## START Data extract
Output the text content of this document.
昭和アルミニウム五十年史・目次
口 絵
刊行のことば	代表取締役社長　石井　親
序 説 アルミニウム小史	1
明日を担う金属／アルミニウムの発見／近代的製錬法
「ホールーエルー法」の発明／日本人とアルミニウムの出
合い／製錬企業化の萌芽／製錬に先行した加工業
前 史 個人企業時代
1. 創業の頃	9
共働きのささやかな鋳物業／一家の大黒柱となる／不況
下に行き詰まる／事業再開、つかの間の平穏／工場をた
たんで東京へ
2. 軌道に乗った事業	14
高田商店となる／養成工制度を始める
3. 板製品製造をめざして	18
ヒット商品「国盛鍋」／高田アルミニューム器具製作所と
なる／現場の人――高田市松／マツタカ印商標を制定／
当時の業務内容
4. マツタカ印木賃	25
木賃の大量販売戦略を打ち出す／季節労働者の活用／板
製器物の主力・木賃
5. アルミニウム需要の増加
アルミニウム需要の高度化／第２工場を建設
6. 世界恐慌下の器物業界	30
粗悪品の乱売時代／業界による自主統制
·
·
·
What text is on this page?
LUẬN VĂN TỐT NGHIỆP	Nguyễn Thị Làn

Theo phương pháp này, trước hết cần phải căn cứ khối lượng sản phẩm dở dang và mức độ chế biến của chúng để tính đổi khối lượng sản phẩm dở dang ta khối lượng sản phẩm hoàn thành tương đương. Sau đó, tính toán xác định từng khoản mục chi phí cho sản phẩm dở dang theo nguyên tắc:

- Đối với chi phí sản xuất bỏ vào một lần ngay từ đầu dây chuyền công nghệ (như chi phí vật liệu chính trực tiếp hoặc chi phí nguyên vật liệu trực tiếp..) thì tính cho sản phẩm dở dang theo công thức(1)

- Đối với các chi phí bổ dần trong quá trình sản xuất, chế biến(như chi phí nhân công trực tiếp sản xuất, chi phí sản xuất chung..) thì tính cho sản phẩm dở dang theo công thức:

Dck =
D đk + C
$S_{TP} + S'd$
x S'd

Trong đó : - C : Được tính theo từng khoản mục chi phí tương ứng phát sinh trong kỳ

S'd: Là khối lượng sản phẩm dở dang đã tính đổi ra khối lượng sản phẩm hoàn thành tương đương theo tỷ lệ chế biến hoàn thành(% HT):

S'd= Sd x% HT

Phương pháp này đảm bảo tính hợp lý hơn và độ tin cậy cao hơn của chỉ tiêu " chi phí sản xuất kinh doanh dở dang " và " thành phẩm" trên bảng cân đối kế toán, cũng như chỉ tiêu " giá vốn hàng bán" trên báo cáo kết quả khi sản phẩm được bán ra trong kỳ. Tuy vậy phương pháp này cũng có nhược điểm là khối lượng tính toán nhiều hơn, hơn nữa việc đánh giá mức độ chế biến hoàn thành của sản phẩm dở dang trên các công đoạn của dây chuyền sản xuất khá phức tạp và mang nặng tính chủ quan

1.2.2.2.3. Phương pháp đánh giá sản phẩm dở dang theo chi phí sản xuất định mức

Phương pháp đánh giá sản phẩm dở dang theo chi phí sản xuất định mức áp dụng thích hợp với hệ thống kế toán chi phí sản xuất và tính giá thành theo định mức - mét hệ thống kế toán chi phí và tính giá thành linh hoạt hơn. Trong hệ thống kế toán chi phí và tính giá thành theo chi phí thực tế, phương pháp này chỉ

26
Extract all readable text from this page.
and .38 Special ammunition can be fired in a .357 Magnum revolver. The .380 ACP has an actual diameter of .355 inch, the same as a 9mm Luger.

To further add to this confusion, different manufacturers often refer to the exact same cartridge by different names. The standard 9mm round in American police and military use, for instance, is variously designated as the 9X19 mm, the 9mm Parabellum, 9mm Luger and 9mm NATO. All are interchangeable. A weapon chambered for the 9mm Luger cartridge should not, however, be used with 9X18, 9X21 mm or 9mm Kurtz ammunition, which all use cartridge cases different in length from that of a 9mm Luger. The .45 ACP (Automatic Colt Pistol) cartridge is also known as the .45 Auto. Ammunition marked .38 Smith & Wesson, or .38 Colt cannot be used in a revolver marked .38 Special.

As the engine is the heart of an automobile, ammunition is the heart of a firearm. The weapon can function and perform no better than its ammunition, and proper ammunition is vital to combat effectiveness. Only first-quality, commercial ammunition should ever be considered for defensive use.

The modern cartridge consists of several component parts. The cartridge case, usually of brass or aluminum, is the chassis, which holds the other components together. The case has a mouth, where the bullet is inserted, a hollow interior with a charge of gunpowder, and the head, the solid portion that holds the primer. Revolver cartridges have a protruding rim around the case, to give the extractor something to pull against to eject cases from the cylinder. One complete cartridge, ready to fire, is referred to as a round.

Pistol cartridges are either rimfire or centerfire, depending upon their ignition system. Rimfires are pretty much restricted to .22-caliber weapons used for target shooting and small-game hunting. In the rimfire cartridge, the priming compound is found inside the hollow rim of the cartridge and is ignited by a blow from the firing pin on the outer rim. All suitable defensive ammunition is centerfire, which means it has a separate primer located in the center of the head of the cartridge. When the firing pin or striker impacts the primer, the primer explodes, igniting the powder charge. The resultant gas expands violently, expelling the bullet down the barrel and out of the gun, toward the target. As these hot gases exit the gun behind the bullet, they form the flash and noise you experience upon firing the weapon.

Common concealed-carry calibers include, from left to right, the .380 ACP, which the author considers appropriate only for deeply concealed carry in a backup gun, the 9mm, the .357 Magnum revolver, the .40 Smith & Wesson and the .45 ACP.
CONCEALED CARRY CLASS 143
## END Data extract
▸ **What you need to do**: Without omitting anything, output the entries exactly.

▸ **Problem solution**:
Output the text content of this document.
昭和アルミニウム五十年史・目次
口 絵
刊行のことば	代表取締役社長　石井　親
序 説 アルミニウム小史	1
明日を担う金属／アルミニウムの発見／近代的製錬法
「ホールーエルー法」の発明／日本人とアルミニウムの出
合い／製錬企業化の萌芽／製錬に先行した加工業
前 史 個人企業時代
1. 創業の頃	9
共働きのささやかな鋳物業／一家の大黒柱となる／不況
下に行き詰まる／事業再開、つかの間の平穏／工場をた
たんで東京へ
2. 軌道に乗った事業	14
高田商店となる／養成工制度を始める
3. 板製品製造をめざして	18
ヒット商品「国盛鍋」／高田アルミニューム器具製作所と
なる／現場の人――高田市松／マツタカ印商標を制定／
当時の業務内容
4. マツタカ印木賃	25
木賃の大量販売戦略を打ち出す／季節労働者の活用／板
製器物の主力・木賃
5. アルミニウム需要の増加
アルミニウム需要の高度化／第２工場を建設
6. 世界恐慌下の器物業界	30
粗悪品の乱売時代／業界による自主統制
·
·
·
What text is on this page?
LUẬN VĂN TỐT NGHIỆP	Nguyễn Thị Làn

Theo phương pháp này, trước hết cần phải căn cứ khối lượng sản phẩm dở dang và mức độ chế biến của chúng để tính đổi khối lượng sản phẩm dở dang ta khối lượng sản phẩm hoàn thành tương đương. Sau đó, tính toán xác định từng khoản mục chi phí cho sản phẩm dở dang theo nguyên tắc:

- Đối với chi phí sản xuất bỏ vào một lần ngay từ đầu dây chuyền công nghệ (như chi phí vật liệu chính trực tiếp hoặc chi phí nguyên vật liệu trực tiếp..) thì tính cho sản phẩm dở dang theo công thức(1)

- Đối với các chi phí bổ dần trong quá trình sản xuất, chế biến(như chi phí nhân công trực tiếp sản xuất, chi phí sản xuất chung..) thì tính cho sản phẩm dở dang theo công thức:

Dck =
D đk + C
$S_{TP} + S'd$
x S'd

Trong đó : - C : Được tính theo từng khoản mục chi phí tương ứng phát sinh trong kỳ

S'd: Là khối lượng sản phẩm dở dang đã tính đổi ra khối lượng sản phẩm hoàn thành tương đương theo tỷ lệ chế biến hoàn thành(% HT):

S'd= Sd x% HT

Phương pháp này đảm bảo tính hợp lý hơn và độ tin cậy cao hơn của chỉ tiêu " chi phí sản xuất kinh doanh dở dang " và " thành phẩm" trên bảng cân đối kế toán, cũng như chỉ tiêu " giá vốn hàng bán" trên báo cáo kết quả khi sản phẩm được bán ra trong kỳ. Tuy vậy phương pháp này cũng có nhược điểm là khối lượng tính toán nhiều hơn, hơn nữa việc đánh giá mức độ chế biến hoàn thành của sản phẩm dở dang trên các công đoạn của dây chuyền sản xuất khá phức tạp và mang nặng tính chủ quan

1.2.2.2.3. Phương pháp đánh giá sản phẩm dở dang theo chi phí sản xuất định mức

Phương pháp đánh giá sản phẩm dở dang theo chi phí sản xuất định mức áp dụng thích hợp với hệ thống kế toán chi phí sản xuất và tính giá thành theo định mức - mét hệ thống kế toán chi phí và tính giá thành linh hoạt hơn. Trong hệ thống kế toán chi phí và tính giá thành theo chi phí thực tế, phương pháp này chỉ

26
Extract all readable text from this page.
and .38 Special ammunition can be fired in a .357 Magnum revolver. The .380 ACP has an actual diameter of .355 inch, the same as a 9mm Luger.

To further add to this confusion, different manufacturers often refer to the exact same cartridge by different names. The standard 9mm round in American police and military use, for instance, is variously designated as the 9X19 mm, the 9mm Parabellum, 9mm Luger and 9mm NATO. All are interchangeable. A weapon chambered for the 9mm Luger cartridge should not, however, be used with 9X18, 9X21 mm or 9mm Kurtz ammunition, which all use cartridge cases different in length from that of a 9mm Luger. The .45 ACP (Automatic Colt Pistol) cartridge is also known as the .45 Auto. Ammunition marked .38 Smith & Wesson, or .38 Colt cannot be used in a revolver marked .38 Special.

As the engine is the heart of an automobile, ammunition is the heart of a firearm. The weapon can function and perform no better than its ammunition, and proper ammunition is vital to combat effectiveness. Only first-quality, commercial ammunition should ever be considered for defensive use.

The modern cartridge consists of several component parts. The cartridge case, usually of brass or aluminum, is the chassis, which holds the other components together. The case has a mouth, where the bullet is inserted, a hollow interior with a charge of gunpowder, and the head, the solid portion that holds the primer. Revolver cartridges have a protruding rim around the case, to give the extractor something to pull against to eject cases from the cylinder. One complete cartridge, ready to fire, is referred to as a round.

Pistol cartridges are either rimfire or centerfire, depending upon their ignition system. Rimfires are pretty much restricted to .22-caliber weapons used for target shooting and small-game hunting. In the rimfire cartridge, the priming compound is found inside the hollow rim of the cartridge and is ignited by a blow from the firing pin on the outer rim. All suitable defensive ammunition is centerfire, which means it has a separate primer located in the center of the head of the cartridge. When the firing pin or striker impacts the primer, the primer explodes, igniting the powder charge. The resultant gas expands violently, expelling the bullet down the barrel and out of the gun, toward the target. As these hot gases exit the gun behind the bullet, they form the flash and noise you experience upon firing the weapon.

Common concealed-carry calibers include, from left to right, the .380 ACP, which the author considers appropriate only for deeply concealed carry in a backup gun, the 9mm, the .357 Magnum revolver, the .40 Smith & Wesson and the .45 ACP.
CONCEALED CARRY CLASS 143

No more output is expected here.